Problem to work on - Copy out the data below verbatim.

The input -

--------------------------------------------------

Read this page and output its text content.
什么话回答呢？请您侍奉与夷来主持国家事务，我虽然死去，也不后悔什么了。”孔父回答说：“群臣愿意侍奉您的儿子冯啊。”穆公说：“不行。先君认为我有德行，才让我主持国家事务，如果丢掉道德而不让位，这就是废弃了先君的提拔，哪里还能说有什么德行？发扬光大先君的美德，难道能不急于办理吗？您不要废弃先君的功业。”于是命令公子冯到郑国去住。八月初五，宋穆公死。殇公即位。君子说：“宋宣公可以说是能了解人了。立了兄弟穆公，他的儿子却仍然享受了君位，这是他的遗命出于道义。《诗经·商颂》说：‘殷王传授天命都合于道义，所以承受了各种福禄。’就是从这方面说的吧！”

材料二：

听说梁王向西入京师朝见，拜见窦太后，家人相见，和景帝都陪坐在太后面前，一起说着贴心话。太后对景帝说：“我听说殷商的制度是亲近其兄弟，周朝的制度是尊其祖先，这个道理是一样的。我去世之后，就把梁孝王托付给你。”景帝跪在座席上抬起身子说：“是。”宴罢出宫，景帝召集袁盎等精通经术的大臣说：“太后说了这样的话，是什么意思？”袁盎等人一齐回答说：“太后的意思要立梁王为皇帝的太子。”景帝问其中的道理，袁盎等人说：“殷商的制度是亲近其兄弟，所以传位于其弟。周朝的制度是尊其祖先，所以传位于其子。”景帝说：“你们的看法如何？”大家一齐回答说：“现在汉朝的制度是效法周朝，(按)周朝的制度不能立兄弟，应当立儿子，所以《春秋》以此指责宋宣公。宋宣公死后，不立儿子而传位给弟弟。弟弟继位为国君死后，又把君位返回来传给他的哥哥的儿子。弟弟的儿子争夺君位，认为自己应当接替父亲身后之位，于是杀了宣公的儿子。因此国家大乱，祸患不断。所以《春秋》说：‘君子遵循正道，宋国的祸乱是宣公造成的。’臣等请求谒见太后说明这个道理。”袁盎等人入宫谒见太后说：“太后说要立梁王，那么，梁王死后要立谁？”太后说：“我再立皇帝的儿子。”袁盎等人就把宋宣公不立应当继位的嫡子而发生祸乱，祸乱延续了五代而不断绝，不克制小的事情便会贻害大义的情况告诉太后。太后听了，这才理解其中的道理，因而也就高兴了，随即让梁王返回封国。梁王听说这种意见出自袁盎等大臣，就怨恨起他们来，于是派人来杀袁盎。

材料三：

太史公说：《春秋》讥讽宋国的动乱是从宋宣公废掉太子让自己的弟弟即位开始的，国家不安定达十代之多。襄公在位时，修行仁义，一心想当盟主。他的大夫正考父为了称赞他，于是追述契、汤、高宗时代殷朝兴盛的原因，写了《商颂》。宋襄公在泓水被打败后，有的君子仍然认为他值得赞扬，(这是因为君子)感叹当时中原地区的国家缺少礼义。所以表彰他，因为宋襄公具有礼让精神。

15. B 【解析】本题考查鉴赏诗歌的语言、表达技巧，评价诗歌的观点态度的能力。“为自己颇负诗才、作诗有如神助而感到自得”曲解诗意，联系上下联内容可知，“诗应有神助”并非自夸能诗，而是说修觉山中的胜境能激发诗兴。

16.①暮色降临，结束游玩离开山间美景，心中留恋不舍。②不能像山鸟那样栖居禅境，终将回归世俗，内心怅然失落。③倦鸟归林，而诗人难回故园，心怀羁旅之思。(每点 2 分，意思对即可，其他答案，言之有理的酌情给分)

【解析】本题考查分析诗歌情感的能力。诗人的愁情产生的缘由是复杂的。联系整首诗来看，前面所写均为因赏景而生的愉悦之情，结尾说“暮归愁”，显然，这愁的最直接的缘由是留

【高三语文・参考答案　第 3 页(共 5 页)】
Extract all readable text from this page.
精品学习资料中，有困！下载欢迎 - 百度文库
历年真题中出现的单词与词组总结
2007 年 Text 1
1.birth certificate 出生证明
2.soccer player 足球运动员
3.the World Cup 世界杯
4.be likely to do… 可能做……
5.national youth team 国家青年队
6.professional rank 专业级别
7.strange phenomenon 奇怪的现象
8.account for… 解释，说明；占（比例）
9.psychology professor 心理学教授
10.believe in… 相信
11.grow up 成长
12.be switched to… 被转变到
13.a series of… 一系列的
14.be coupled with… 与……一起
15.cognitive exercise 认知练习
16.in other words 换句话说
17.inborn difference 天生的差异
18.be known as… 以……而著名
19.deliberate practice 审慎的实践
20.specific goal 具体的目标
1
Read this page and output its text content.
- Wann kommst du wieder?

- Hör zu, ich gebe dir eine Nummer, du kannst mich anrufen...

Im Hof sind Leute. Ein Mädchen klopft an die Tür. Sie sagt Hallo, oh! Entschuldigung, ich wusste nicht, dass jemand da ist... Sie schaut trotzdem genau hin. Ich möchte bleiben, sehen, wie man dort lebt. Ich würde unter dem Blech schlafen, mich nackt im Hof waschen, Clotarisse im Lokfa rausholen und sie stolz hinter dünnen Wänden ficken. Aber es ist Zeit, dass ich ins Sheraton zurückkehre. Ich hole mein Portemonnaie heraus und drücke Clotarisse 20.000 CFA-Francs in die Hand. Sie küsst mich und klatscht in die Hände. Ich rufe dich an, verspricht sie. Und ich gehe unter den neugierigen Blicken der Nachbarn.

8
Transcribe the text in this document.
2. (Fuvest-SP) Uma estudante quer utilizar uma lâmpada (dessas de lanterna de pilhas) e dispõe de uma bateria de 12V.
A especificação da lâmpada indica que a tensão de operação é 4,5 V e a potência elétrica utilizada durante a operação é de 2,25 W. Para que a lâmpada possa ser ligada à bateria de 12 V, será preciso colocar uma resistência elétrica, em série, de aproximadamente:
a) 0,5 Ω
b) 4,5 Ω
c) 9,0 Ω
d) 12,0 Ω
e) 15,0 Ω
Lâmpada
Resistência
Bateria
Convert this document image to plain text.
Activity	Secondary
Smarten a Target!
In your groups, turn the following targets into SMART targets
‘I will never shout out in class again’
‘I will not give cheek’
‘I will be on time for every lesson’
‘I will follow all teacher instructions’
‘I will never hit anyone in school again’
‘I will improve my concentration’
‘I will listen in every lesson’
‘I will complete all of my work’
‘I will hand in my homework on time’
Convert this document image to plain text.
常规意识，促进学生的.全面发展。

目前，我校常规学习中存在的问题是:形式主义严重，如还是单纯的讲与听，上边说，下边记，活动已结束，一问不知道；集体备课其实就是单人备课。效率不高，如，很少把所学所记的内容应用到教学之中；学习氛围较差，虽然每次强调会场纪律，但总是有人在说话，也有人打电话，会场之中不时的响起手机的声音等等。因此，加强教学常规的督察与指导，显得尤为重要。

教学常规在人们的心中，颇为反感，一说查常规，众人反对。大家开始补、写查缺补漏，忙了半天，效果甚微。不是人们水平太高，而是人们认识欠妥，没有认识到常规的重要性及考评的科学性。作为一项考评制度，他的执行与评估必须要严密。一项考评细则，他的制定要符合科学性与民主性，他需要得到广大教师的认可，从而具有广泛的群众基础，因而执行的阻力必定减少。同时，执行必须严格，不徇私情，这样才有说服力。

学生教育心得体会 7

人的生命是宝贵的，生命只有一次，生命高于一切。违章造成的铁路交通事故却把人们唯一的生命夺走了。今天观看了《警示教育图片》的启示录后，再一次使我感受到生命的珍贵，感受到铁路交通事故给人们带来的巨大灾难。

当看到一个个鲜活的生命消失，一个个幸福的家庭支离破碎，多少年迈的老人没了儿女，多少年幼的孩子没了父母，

--------------------------------------------------

Response for this exercise -
Read this page and output its text content.
什么话回答呢？请您侍奉与夷来主持国家事务，我虽然死去，也不后悔什么了。”孔父回答说：“群臣愿意侍奉您的儿子冯啊。”穆公说：“不行。先君认为我有德行，才让我主持国家事务，如果丢掉道德而不让位，这就是废弃了先君的提拔，哪里还能说有什么德行？发扬光大先君的美德，难道能不急于办理吗？您不要废弃先君的功业。”于是命令公子冯到郑国去住。八月初五，宋穆公死。殇公即位。君子说：“宋宣公可以说是能了解人了。立了兄弟穆公，他的儿子却仍然享受了君位，这是他的遗命出于道义。《诗经·商颂》说：‘殷王传授天命都合于道义，所以承受了各种福禄。’就是从这方面说的吧！”

材料二：

听说梁王向西入京师朝见，拜见窦太后，家人相见，和景帝都陪坐在太后面前，一起说着贴心话。太后对景帝说：“我听说殷商的制度是亲近其兄弟，周朝的制度是尊其祖先，这个道理是一样的。我去世之后，就把梁孝王托付给你。”景帝跪在座席上抬起身子说：“是。”宴罢出宫，景帝召集袁盎等精通经术的大臣说：“太后说了这样的话，是什么意思？”袁盎等人一齐回答说：“太后的意思要立梁王为皇帝的太子。”景帝问其中的道理，袁盎等人说：“殷商的制度是亲近其兄弟，所以传位于其弟。周朝的制度是尊其祖先，所以传位于其子。”景帝说：“你们的看法如何？”大家一齐回答说：“现在汉朝的制度是效法周朝，(按)周朝的制度不能立兄弟，应当立儿子，所以《春秋》以此指责宋宣公。宋宣公死后，不立儿子而传位给弟弟。弟弟继位为国君死后，又把君位返回来传给他的哥哥的儿子。弟弟的儿子争夺君位，认为自己应当接替父亲身后之位，于是杀了宣公的儿子。因此国家大乱，祸患不断。所以《春秋》说：‘君子遵循正道，宋国的祸乱是宣公造成的。’臣等请求谒见太后说明这个道理。”袁盎等人入宫谒见太后说：“太后说要立梁王，那么，梁王死后要立谁？”太后说：“我再立皇帝的儿子。”袁盎等人就把宋宣公不立应当继位的嫡子而发生祸乱，祸乱延续了五代而不断绝，不克制小的事情便会贻害大义的情况告诉太后。太后听了，这才理解其中的道理，因而也就高兴了，随即让梁王返回封国。梁王听说这种意见出自袁盎等大臣，就怨恨起他们来，于是派人来杀袁盎。

材料三：

太史公说：《春秋》讥讽宋国的动乱是从宋宣公废掉太子让自己的弟弟即位开始的，国家不安定达十代之多。襄公在位时，修行仁义，一心想当盟主。他的大夫正考父为了称赞他，于是追述契、汤、高宗时代殷朝兴盛的原因，写了《商颂》。宋襄公在泓水被打败后，有的君子仍然认为他值得赞扬，(这是因为君子)感叹当时中原地区的国家缺少礼义。所以表彰他，因为宋襄公具有礼让精神。

15. B 【解析】本题考查鉴赏诗歌的语言、表达技巧，评价诗歌的观点态度的能力。“为自己颇负诗才、作诗有如神助而感到自得”曲解诗意，联系上下联内容可知，“诗应有神助”并非自夸能诗，而是说修觉山中的胜境能激发诗兴。

16.①暮色降临，结束游玩离开山间美景，心中留恋不舍。②不能像山鸟那样栖居禅境，终将回归世俗，内心怅然失落。③倦鸟归林，而诗人难回故园，心怀羁旅之思。(每点 2 分，意思对即可，其他答案，言之有理的酌情给分)

【解析】本题考查分析诗歌情感的能力。诗人的愁情产生的缘由是复杂的。联系整首诗来看，前面所写均为因赏景而生的愉悦之情，结尾说“暮归愁”，显然，这愁的最直接的缘由是留

【高三语文・参考答案　第 3 页(共 5 页)】
Extract all readable text from this page.
精品学习资料中，有困！下载欢迎 - 百度文库
历年真题中出现的单词与词组总结
2007 年 Text 1
1.birth certificate 出生证明
2.soccer player 足球运动员
3.the World Cup 世界杯
4.be likely to do… 可能做……
5.national youth team 国家青年队
6.professional rank 专业级别
7.strange phenomenon 奇怪的现象
8.account for… 解释，说明；占（比例）
9.psychology professor 心理学教授
10.believe in… 相信
11.grow up 成长
12.be switched to… 被转变到
13.a series of… 一系列的
14.be coupled with… 与……一起
15.cognitive exercise 认知练习
16.in other words 换句话说
17.inborn difference 天生的差异
18.be known as… 以……而著名
19.deliberate practice 审慎的实践
20.specific goal 具体的目标
1
Read this page and output its text content.
- Wann kommst du wieder?

- Hör zu, ich gebe dir eine Nummer, du kannst mich anrufen...

Im Hof sind Leute. Ein Mädchen klopft an die Tür. Sie sagt Hallo, oh! Entschuldigung, ich wusste nicht, dass jemand da ist... Sie schaut trotzdem genau hin. Ich möchte bleiben, sehen, wie man dort lebt. Ich würde unter dem Blech schlafen, mich nackt im Hof waschen, Clotarisse im Lokfa rausholen und sie stolz hinter dünnen Wänden ficken. Aber es ist Zeit, dass ich ins Sheraton zurückkehre. Ich hole mein Portemonnaie heraus und drücke Clotarisse 20.000 CFA-Francs in die Hand. Sie küsst mich und klatscht in die Hände. Ich rufe dich an, verspricht sie. Und ich gehe unter den neugierigen Blicken der Nachbarn.

8
Transcribe the text in this document.
2. (Fuvest-SP) Uma estudante quer utilizar uma lâmpada (dessas de lanterna de pilhas) e dispõe de uma bateria de 12V.
A especificação da lâmpada indica que a tensão de operação é 4,5 V e a potência elétrica utilizada durante a operação é de 2,25 W. Para que a lâmpada possa ser ligada à bateria de 12 V, será preciso colocar uma resistência elétrica, em série, de aproximadamente:
a) 0,5 Ω
b) 4,5 Ω
c) 9,0 Ω
d) 12,0 Ω
e) 15,0 Ω
Lâmpada
Resistência
Bateria
Convert this document image to plain text.
Activity	Secondary
Smarten a Target!
In your groups, turn the following targets into SMART targets
‘I will never shout out in class again’
‘I will not give cheek’
‘I will be on time for every lesson’
‘I will follow all teacher instructions’
‘I will never hit anyone in school again’
‘I will improve my concentration’
‘I will listen in every lesson’
‘I will complete all of my work’
‘I will hand in my homework on time’
Convert this document image to plain text.
常规意识，促进学生的.全面发展。

目前，我校常规学习中存在的问题是:形式主义严重，如还是单纯的讲与听，上边说，下边记，活动已结束，一问不知道；集体备课其实就是单人备课。效率不高，如，很少把所学所记的内容应用到教学之中；学习氛围较差，虽然每次强调会场纪律，但总是有人在说话，也有人打电话，会场之中不时的响起手机的声音等等。因此，加强教学常规的督察与指导，显得尤为重要。

教学常规在人们的心中，颇为反感，一说查常规，众人反对。大家开始补、写查缺补漏，忙了半天，效果甚微。不是人们水平太高，而是人们认识欠妥，没有认识到常规的重要性及考评的科学性。作为一项考评制度，他的执行与评估必须要严密。一项考评细则，他的制定要符合科学性与民主性，他需要得到广大教师的认可，从而具有广泛的群众基础，因而执行的阻力必定减少。同时，执行必须严格，不徇私情，这样才有说服力。

学生教育心得体会 7

人的生命是宝贵的，生命只有一次，生命高于一切。违章造成的铁路交通事故却把人们唯一的生命夺走了。今天观看了《警示教育图片》的启示录后，再一次使我感受到生命的珍贵，感受到铁路交通事故给人们带来的巨大灾难。

当看到一个个鲜活的生命消失，一个个幸福的家庭支离破碎，多少年迈的老人没了儿女，多少年幼的孩子没了父母，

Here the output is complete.